Data entries:
━━━━━━━━━━━━━━━━

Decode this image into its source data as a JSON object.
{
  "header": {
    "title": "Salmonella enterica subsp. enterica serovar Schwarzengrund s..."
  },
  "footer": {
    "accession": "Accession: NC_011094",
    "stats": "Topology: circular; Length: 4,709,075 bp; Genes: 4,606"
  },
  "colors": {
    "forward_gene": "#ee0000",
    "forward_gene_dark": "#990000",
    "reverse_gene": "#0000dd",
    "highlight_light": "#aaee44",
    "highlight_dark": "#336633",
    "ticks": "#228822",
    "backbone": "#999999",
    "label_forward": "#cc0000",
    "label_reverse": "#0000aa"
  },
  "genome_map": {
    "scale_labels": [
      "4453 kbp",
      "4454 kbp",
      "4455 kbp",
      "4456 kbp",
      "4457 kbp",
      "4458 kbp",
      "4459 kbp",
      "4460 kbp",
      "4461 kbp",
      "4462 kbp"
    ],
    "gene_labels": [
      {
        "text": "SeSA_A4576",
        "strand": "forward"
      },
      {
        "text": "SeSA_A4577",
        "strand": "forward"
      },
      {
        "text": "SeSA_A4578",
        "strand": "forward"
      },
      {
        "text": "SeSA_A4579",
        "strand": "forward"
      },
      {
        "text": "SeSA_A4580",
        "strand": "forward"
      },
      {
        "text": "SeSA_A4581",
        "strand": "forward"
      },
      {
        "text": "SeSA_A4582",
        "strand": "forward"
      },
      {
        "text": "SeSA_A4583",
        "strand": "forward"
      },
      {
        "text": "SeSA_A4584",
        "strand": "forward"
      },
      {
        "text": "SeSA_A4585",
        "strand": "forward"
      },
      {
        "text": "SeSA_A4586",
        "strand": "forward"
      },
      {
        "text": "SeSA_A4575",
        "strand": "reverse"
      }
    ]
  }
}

━━━━━━━━━━━━━━━━

### Problem description
The records above are to be restated word for word.

### Result for this task
Decode this image into its source data as a JSON object.
{
  "header": {
    "title": "Salmonella enterica subsp. enterica serovar Schwarzengrund s..."
  },
  "footer": {
    "accession": "Accession: NC_011094",
    "stats": "Topology: circular; Length: 4,709,075 bp; Genes: 4,606"
  },
  "colors": {
    "forward_gene": "#ee0000",
    "forward_gene_dark": "#990000",
    "reverse_gene": "#0000dd",
    "highlight_light": "#aaee44",
    "highlight_dark": "#336633",
    "ticks": "#228822",
    "backbone": "#999999",
    "label_forward": "#cc0000",
    "label_reverse": "#0000aa"
  },
  "genome_map": {
    "scale_labels": [
      "4453 kbp",
      "4454 kbp",
      "4455 kbp",
      "4456 kbp",
      "4457 kbp",
      "4458 kbp",
      "4459 kbp",
      "4460 kbp",
      "4461 kbp",
      "4462 kbp"
    ],
    "gene_labels": [
      {
        "text": "SeSA_A4576",
        "strand": "forward"
      },
      {
        "text": "SeSA_A4577",
        "strand": "forward"
      },
      {
        "text": "SeSA_A4578",
        "strand": "forward"
      },
      {
        "text": "SeSA_A4579",
        "strand": "forward"
      },
      {
        "text": "SeSA_A4580",
        "strand": "forward"
      },
      {
        "text": "SeSA_A4581",
        "strand": "forward"
      },
      {
        "text": "SeSA_A4582",
        "strand": "forward"
      },
      {
        "text": "SeSA_A4583",
        "strand": "forward"
      },
      {
        "text": "SeSA_A4584",
        "strand": "forward"
      },
      {
        "text": "SeSA_A4585",
        "strand": "forward"
      },
      {
        "text": "SeSA_A4586",
        "strand": "forward"
      },
      {
        "text": "SeSA_A4575",
        "strand": "reverse"
      }
    ]
  }
}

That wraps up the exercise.